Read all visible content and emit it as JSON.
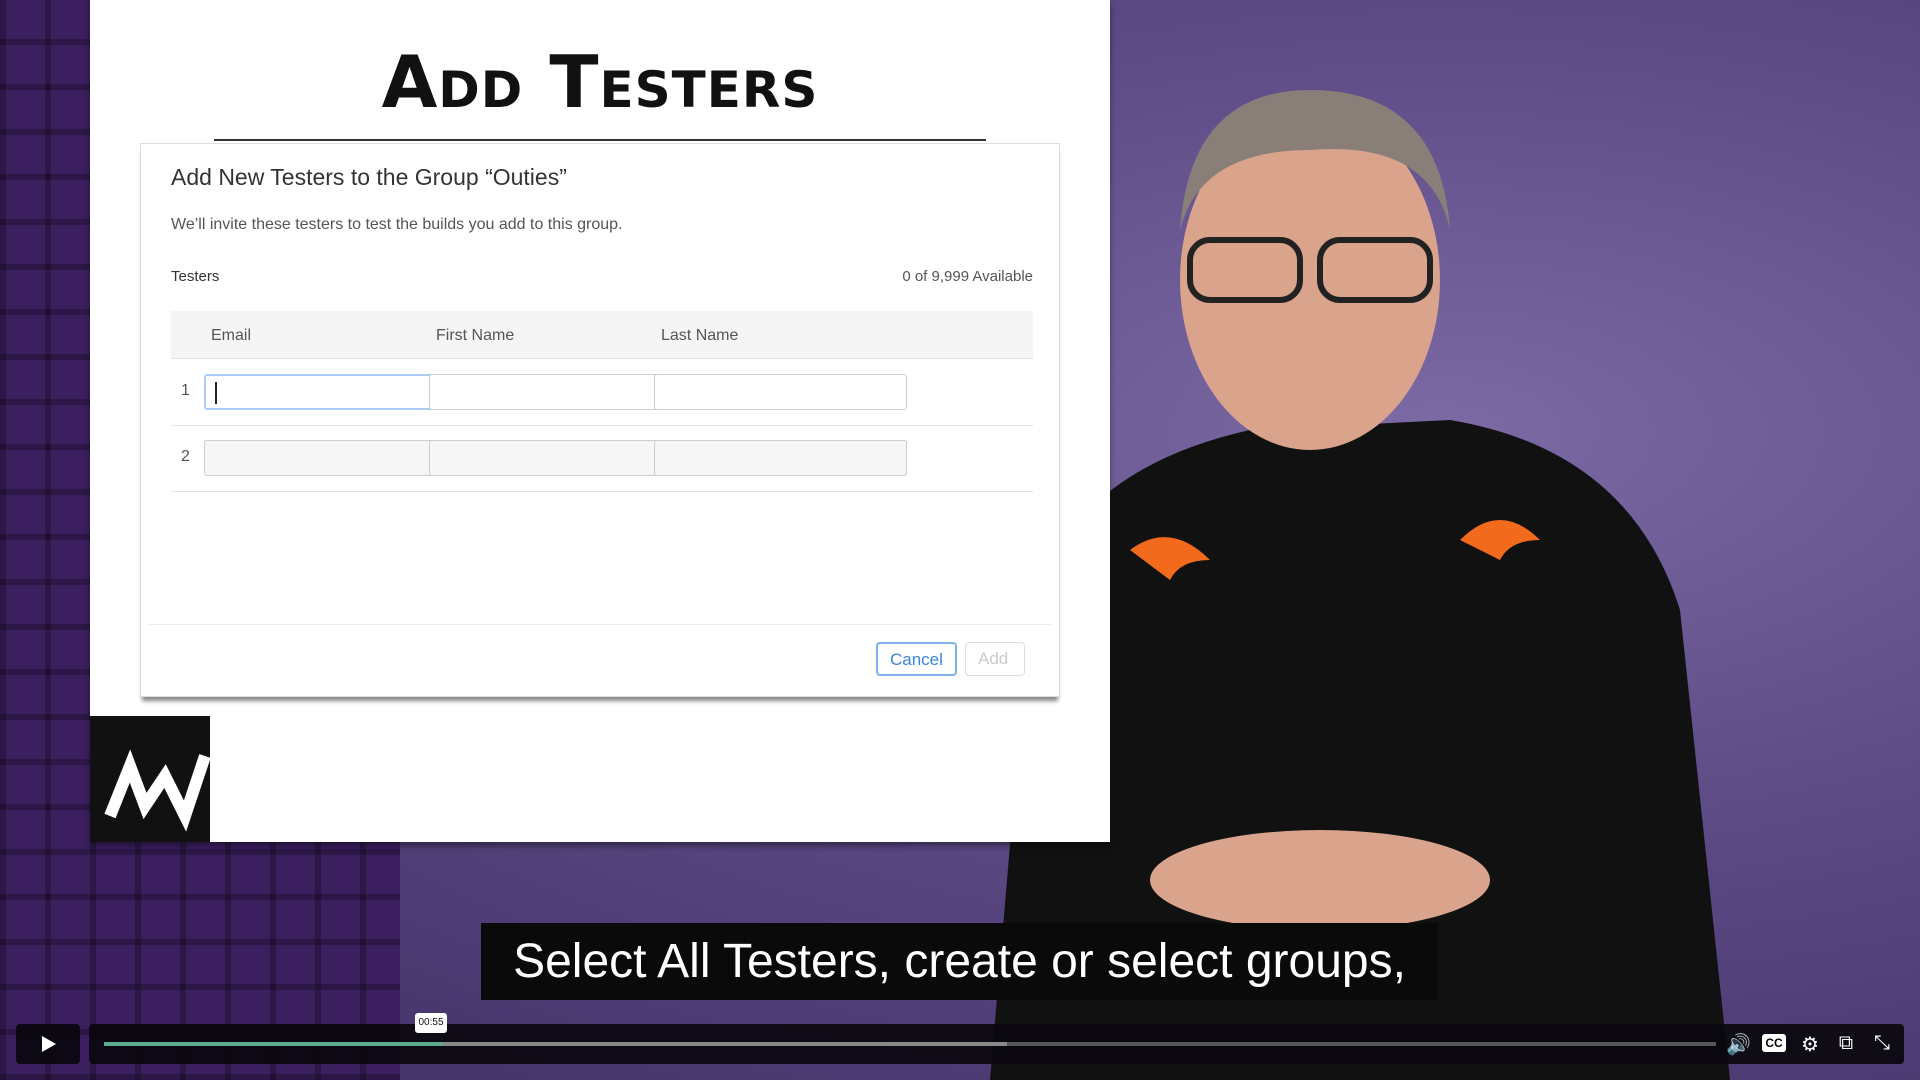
{
  "slide": {
    "title": "Add Testers"
  },
  "dialog": {
    "title": "Add New Testers to the Group “Outies”",
    "subtitle": "We’ll invite these testers to test the builds you add to this group.",
    "section_label": "Testers",
    "availability": "0 of 9,999 Available",
    "columns": [
      "Email",
      "First Name",
      "Last Name"
    ],
    "rows": [
      {
        "number": "1"
      },
      {
        "number": "2"
      }
    ],
    "cancel_label": "Cancel",
    "add_label": "Add"
  },
  "caption": "Select All Testers, create or select groups,",
  "player": {
    "time_tooltip": "00:55",
    "progress_percent": 21,
    "buffered_percent": 56,
    "accent": "#5ea88f",
    "icons": {
      "volume": "🔊",
      "cc": "CC",
      "settings": "⚙",
      "pip": "⧉",
      "fullscreen": "⤡"
    }
  }
}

§ **Aim of the task**
Restate the records above in full, word for word. Keep pictures out.

§ **The output**
Read all visible content and emit it as JSON.
{
  "slide": {
    "title": "Add Testers"
  },
  "dialog": {
    "title": "Add New Testers to the Group “Outies”",
    "subtitle": "We’ll invite these testers to test the builds you add to this group.",
    "section_label": "Testers",
    "availability": "0 of 9,999 Available",
    "columns": [
      "Email",
      "First Name",
      "Last Name"
    ],
    "rows": [
      {
        "number": "1"
      },
      {
        "number": "2"
      }
    ],
    "cancel_label": "Cancel",
    "add_label": "Add"
  },
  "caption": "Select All Testers, create or select groups,",
  "player": {
    "time_tooltip": "00:55",
    "progress_percent": 21,
    "buffered_percent": 56,
    "accent": "#5ea88f",
    "icons": {
      "volume": "🔊",
      "cc": "CC",
      "settings": "⚙",
      "pip": "⧉",
      "fullscreen": "⤡"
    }
  }
}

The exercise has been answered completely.